### TASK GOAL
Transcribe every record that appears below, exactly and in full.

### Stored records
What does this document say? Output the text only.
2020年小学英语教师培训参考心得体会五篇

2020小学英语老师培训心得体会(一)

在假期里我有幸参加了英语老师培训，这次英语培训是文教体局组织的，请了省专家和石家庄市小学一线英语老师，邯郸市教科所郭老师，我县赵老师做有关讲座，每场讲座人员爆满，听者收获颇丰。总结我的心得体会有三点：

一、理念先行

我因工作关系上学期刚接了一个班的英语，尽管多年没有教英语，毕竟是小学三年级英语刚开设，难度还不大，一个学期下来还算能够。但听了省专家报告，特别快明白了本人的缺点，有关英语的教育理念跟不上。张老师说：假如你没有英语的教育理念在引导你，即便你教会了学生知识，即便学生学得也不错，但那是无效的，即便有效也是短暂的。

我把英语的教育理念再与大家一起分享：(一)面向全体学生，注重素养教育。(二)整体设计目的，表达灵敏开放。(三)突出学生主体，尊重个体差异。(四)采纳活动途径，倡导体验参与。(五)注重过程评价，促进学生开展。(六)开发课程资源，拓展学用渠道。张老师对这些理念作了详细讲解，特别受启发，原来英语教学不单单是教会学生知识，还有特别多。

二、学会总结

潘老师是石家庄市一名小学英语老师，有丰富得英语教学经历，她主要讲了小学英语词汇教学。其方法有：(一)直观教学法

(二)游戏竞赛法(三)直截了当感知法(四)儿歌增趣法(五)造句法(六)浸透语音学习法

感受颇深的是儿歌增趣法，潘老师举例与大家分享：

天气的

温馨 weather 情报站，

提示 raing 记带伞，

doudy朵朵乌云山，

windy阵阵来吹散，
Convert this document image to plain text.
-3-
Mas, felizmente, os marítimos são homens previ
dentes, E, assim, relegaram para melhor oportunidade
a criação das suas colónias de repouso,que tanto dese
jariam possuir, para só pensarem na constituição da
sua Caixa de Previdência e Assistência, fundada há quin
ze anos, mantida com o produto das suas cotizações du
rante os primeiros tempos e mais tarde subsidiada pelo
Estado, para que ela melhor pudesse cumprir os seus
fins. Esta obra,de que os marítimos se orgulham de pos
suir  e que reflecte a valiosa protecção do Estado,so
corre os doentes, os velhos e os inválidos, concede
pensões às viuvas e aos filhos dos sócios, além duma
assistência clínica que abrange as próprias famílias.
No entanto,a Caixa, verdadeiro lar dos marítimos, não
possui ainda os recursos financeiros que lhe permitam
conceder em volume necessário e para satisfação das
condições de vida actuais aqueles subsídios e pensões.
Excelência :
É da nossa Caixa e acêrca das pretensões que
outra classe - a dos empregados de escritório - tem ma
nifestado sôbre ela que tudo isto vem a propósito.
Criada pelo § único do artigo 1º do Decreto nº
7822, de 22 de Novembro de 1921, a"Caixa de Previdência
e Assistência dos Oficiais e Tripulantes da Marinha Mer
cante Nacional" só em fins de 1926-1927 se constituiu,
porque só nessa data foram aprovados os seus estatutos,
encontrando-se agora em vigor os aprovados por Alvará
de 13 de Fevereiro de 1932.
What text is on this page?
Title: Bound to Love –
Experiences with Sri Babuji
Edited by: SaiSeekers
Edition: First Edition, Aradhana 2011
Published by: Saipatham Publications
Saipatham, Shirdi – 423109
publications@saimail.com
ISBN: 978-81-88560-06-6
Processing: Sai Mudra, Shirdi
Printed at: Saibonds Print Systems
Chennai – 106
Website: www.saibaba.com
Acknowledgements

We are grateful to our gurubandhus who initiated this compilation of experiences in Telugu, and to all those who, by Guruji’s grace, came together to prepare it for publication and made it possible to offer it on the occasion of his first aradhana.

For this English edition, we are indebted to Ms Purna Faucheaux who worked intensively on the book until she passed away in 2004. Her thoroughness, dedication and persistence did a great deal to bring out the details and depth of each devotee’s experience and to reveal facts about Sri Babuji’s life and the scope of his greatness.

### EXPECTED ANSWER
What does this document say? Output the text only.
2020年小学英语教师培训参考心得体会五篇

2020小学英语老师培训心得体会(一)

在假期里我有幸参加了英语老师培训，这次英语培训是文教体局组织的，请了省专家和石家庄市小学一线英语老师，邯郸市教科所郭老师，我县赵老师做有关讲座，每场讲座人员爆满，听者收获颇丰。总结我的心得体会有三点：

一、理念先行

我因工作关系上学期刚接了一个班的英语，尽管多年没有教英语，毕竟是小学三年级英语刚开设，难度还不大，一个学期下来还算能够。但听了省专家报告，特别快明白了本人的缺点，有关英语的教育理念跟不上。张老师说：假如你没有英语的教育理念在引导你，即便你教会了学生知识，即便学生学得也不错，但那是无效的，即便有效也是短暂的。

我把英语的教育理念再与大家一起分享：(一)面向全体学生，注重素养教育。(二)整体设计目的，表达灵敏开放。(三)突出学生主体，尊重个体差异。(四)采纳活动途径，倡导体验参与。(五)注重过程评价，促进学生开展。(六)开发课程资源，拓展学用渠道。张老师对这些理念作了详细讲解，特别受启发，原来英语教学不单单是教会学生知识，还有特别多。

二、学会总结

潘老师是石家庄市一名小学英语老师，有丰富得英语教学经历，她主要讲了小学英语词汇教学。其方法有：(一)直观教学法

(二)游戏竞赛法(三)直截了当感知法(四)儿歌增趣法(五)造句法(六)浸透语音学习法

感受颇深的是儿歌增趣法，潘老师举例与大家分享：

天气的

温馨 weather 情报站，

提示 raing 记带伞，

doudy朵朵乌云山，

windy阵阵来吹散，
Convert this document image to plain text.
-3-
Mas, felizmente, os marítimos são homens previ
dentes, E, assim, relegaram para melhor oportunidade
a criação das suas colónias de repouso,que tanto dese
jariam possuir, para só pensarem na constituição da
sua Caixa de Previdência e Assistência, fundada há quin
ze anos, mantida com o produto das suas cotizações du
rante os primeiros tempos e mais tarde subsidiada pelo
Estado, para que ela melhor pudesse cumprir os seus
fins. Esta obra,de que os marítimos se orgulham de pos
suir  e que reflecte a valiosa protecção do Estado,so
corre os doentes, os velhos e os inválidos, concede
pensões às viuvas e aos filhos dos sócios, além duma
assistência clínica que abrange as próprias famílias.
No entanto,a Caixa, verdadeiro lar dos marítimos, não
possui ainda os recursos financeiros que lhe permitam
conceder em volume necessário e para satisfação das
condições de vida actuais aqueles subsídios e pensões.
Excelência :
É da nossa Caixa e acêrca das pretensões que
outra classe - a dos empregados de escritório - tem ma
nifestado sôbre ela que tudo isto vem a propósito.
Criada pelo § único do artigo 1º do Decreto nº
7822, de 22 de Novembro de 1921, a"Caixa de Previdência
e Assistência dos Oficiais e Tripulantes da Marinha Mer
cante Nacional" só em fins de 1926-1927 se constituiu,
porque só nessa data foram aprovados os seus estatutos,
encontrando-se agora em vigor os aprovados por Alvará
de 13 de Fevereiro de 1932.
What text is on this page?
Title: Bound to Love –
Experiences with Sri Babuji
Edited by: SaiSeekers
Edition: First Edition, Aradhana 2011
Published by: Saipatham Publications
Saipatham, Shirdi – 423109
publications@saimail.com
ISBN: 978-81-88560-06-6
Processing: Sai Mudra, Shirdi
Printed at: Saibonds Print Systems
Chennai – 106
Website: www.saibaba.com
Acknowledgements

We are grateful to our gurubandhus who initiated this compilation of experiences in Telugu, and to all those who, by Guruji’s grace, came together to prepare it for publication and made it possible to offer it on the occasion of his first aradhana.

For this English edition, we are indebted to Ms Purna Faucheaux who worked intensively on the book until she passed away in 2004. Her thoroughness, dedication and persistence did a great deal to bring out the details and depth of each devotee’s experience and to reveal facts about Sri Babuji’s life and the scope of his greatness.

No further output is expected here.